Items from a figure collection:
------------------------

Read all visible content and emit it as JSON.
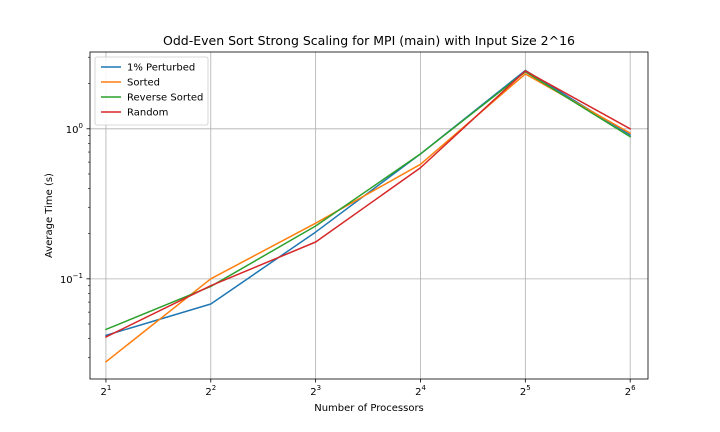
{
  "chart_data": {
    "type": "line",
    "title": "Odd-Even Sort Strong Scaling for MPI (main) with Input Size 2^16",
    "xlabel": "Number of Processors",
    "ylabel": "Average Time (s)",
    "x_scale": "log2",
    "y_scale": "log10",
    "x": [
      2,
      4,
      8,
      16,
      32,
      64
    ],
    "x_tick_labels": [
      {
        "base": "2",
        "exp": "1"
      },
      {
        "base": "2",
        "exp": "2"
      },
      {
        "base": "2",
        "exp": "3"
      },
      {
        "base": "2",
        "exp": "4"
      },
      {
        "base": "2",
        "exp": "5"
      },
      {
        "base": "2",
        "exp": "6"
      }
    ],
    "y_major_ticks": [
      {
        "value": 0.1,
        "base": "10",
        "exp": "−1"
      },
      {
        "value": 1,
        "base": "10",
        "exp": "0"
      }
    ],
    "y_minor_ticks": [
      0.03,
      0.04,
      0.05,
      0.06,
      0.07,
      0.08,
      0.09,
      0.2,
      0.3,
      0.4,
      0.5,
      0.6,
      0.7,
      0.8,
      0.9,
      2,
      3
    ],
    "xlim": [
      1.8,
      72
    ],
    "ylim": [
      0.0215,
      3.25
    ],
    "grid": true,
    "legend_position": "top-left",
    "series": [
      {
        "name": "1% Perturbed",
        "color": "#1f77b4",
        "values": [
          0.042,
          0.068,
          0.205,
          0.68,
          2.45,
          0.91
        ]
      },
      {
        "name": "Sorted",
        "color": "#ff7f0e",
        "values": [
          0.028,
          0.1,
          0.235,
          0.58,
          2.32,
          0.935
        ]
      },
      {
        "name": "Reverse Sorted",
        "color": "#2ca02c",
        "values": [
          0.046,
          0.089,
          0.225,
          0.68,
          2.4,
          0.885
        ]
      },
      {
        "name": "Random",
        "color": "#d62728",
        "values": [
          0.041,
          0.09,
          0.176,
          0.55,
          2.43,
          1.0
        ]
      }
    ]
  }
}
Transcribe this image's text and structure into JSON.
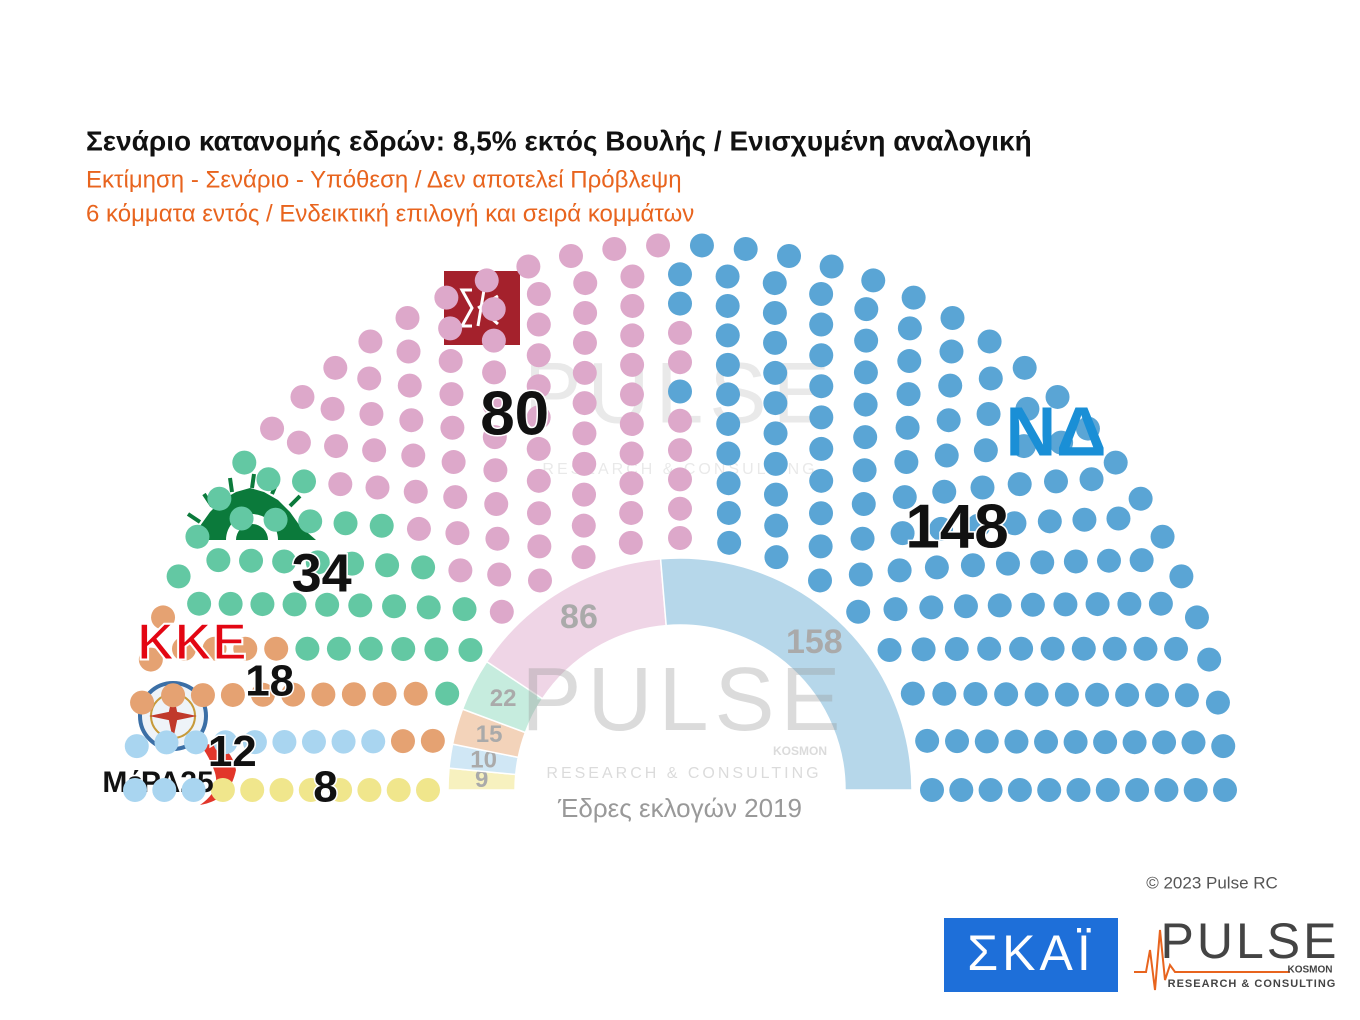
{
  "chart_data": [
    {
      "type": "parliament",
      "title": "Σενάριο κατανομής εδρών: 8,5% εκτός Βουλής / Ενισχυμένη αναλογική",
      "subtitle": "Εκτίμηση - Σενάριο - Υπόθεση / Δεν αποτελεί Πρόβλεψη",
      "note": "6 κόμματα εντός / Ενδεικτική επιλογή και σειρά κομμάτων",
      "series": [
        {
          "color": "#f0e68c",
          "values": [
            8
          ],
          "logo": "ΜέΡΑ25"
        },
        {
          "color": "#a9d5f0",
          "values": [
            12
          ]
        },
        {
          "color": "#e5a272",
          "values": [
            18
          ],
          "logo": "ΚΚΕ"
        },
        {
          "color": "#63c8a3",
          "values": [
            34
          ]
        },
        {
          "color": "#dda8ca",
          "values": [
            80
          ]
        },
        {
          "color": "#5aa5d5",
          "values": [
            148
          ],
          "logo": "ΝΔ"
        }
      ]
    },
    {
      "type": "half-donut",
      "title": "Έδρες εκλογών 2019",
      "series": [
        {
          "color": "#f7f1bf",
          "values": [
            9
          ]
        },
        {
          "color": "#d0e7f5",
          "values": [
            10
          ]
        },
        {
          "color": "#f3d3ba",
          "values": [
            15
          ]
        },
        {
          "color": "#c6ecde",
          "values": [
            22
          ]
        },
        {
          "color": "#efd5e6",
          "values": [
            86
          ]
        },
        {
          "color": "#b6d7ea",
          "values": [
            158
          ]
        }
      ]
    }
  ],
  "watermark": {
    "brand": "PULSE",
    "sub": "KOSMON",
    "tagline": "RESEARCH & CONSULTING"
  },
  "footer": {
    "copyright": "© 2023 Pulse RC",
    "broadcaster": "ΣΚΑΪ",
    "brand": "PULSE",
    "sub": "KOSMON",
    "tagline": "RESEARCH & CONSULTING"
  }
}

------------------------

## DIRECTIONS
Can the entries above be repeated exactly, without their pictures?

## THE REPLY
Read all visible content and emit it as JSON.
{
  "chart_data": {
    "type": "line",
    "title": "Odd-Even Sort Strong Scaling for MPI (main) with Input Size 2^16",
    "xlabel": "Number of Processors",
    "ylabel": "Average Time (s)",
    "x_scale": "log2",
    "y_scale": "log10",
    "x": [
      2,
      4,
      8,
      16,
      32,
      64
    ],
    "x_tick_labels": [
      {
        "base": "2",
        "exp": "1"
      },
      {
        "base": "2",
        "exp": "2"
      },
      {
        "base": "2",
        "exp": "3"
      },
      {
        "base": "2",
        "exp": "4"
      },
      {
        "base": "2",
        "exp": "5"
      },
      {
        "base": "2",
        "exp": "6"
      }
    ],
    "y_major_ticks": [
      {
        "value": 0.1,
        "base": "10",
        "exp": "−1"
      },
      {
        "value": 1,
        "base": "10",
        "exp": "0"
      }
    ],
    "y_minor_ticks": [
      0.03,
      0.04,
      0.05,
      0.06,
      0.07,
      0.08,
      0.09,
      0.2,
      0.3,
      0.4,
      0.5,
      0.6,
      0.7,
      0.8,
      0.9,
      2,
      3
    ],
    "xlim": [
      1.8,
      72
    ],
    "ylim": [
      0.0215,
      3.25
    ],
    "grid": true,
    "legend_position": "top-left",
    "series": [
      {
        "name": "1% Perturbed",
        "color": "#1f77b4",
        "values": [
          0.042,
          0.068,
          0.205,
          0.68,
          2.45,
          0.91
        ]
      },
      {
        "name": "Sorted",
        "color": "#ff7f0e",
        "values": [
          0.028,
          0.1,
          0.235,
          0.58,
          2.32,
          0.935
        ]
      },
      {
        "name": "Reverse Sorted",
        "color": "#2ca02c",
        "values": [
          0.046,
          0.089,
          0.225,
          0.68,
          2.4,
          0.885
        ]
      },
      {
        "name": "Random",
        "color": "#d62728",
        "values": [
          0.041,
          0.09,
          0.176,
          0.55,
          2.43,
          1.0
        ]
      }
    ]
  }
}
Transcribe this image's text and structure into JSON.
{
  "chart_data": [
    {
      "type": "parliament",
      "title": "Σενάριο κατανομής εδρών: 8,5% εκτός Βουλής / Ενισχυμένη αναλογική",
      "subtitle": "Εκτίμηση - Σενάριο - Υπόθεση / Δεν αποτελεί Πρόβλεψη",
      "note": "6 κόμματα εντός / Ενδεικτική επιλογή και σειρά κομμάτων",
      "series": [
        {
          "color": "#f0e68c",
          "values": [
            8
          ],
          "logo": "ΜέΡΑ25"
        },
        {
          "color": "#a9d5f0",
          "values": [
            12
          ]
        },
        {
          "color": "#e5a272",
          "values": [
            18
          ],
          "logo": "ΚΚΕ"
        },
        {
          "color": "#63c8a3",
          "values": [
            34
          ]
        },
        {
          "color": "#dda8ca",
          "values": [
            80
          ]
        },
        {
          "color": "#5aa5d5",
          "values": [
            148
          ],
          "logo": "ΝΔ"
        }
      ]
    },
    {
      "type": "half-donut",
      "title": "Έδρες εκλογών 2019",
      "series": [
        {
          "color": "#f7f1bf",
          "values": [
            9
          ]
        },
        {
          "color": "#d0e7f5",
          "values": [
            10
          ]
        },
        {
          "color": "#f3d3ba",
          "values": [
            15
          ]
        },
        {
          "color": "#c6ecde",
          "values": [
            22
          ]
        },
        {
          "color": "#efd5e6",
          "values": [
            86
          ]
        },
        {
          "color": "#b6d7ea",
          "values": [
            158
          ]
        }
      ]
    }
  ],
  "watermark": {
    "brand": "PULSE",
    "sub": "KOSMON",
    "tagline": "RESEARCH & CONSULTING"
  },
  "footer": {
    "copyright": "© 2023 Pulse RC",
    "broadcaster": "ΣΚΑΪ",
    "brand": "PULSE",
    "sub": "KOSMON",
    "tagline": "RESEARCH & CONSULTING"
  }
}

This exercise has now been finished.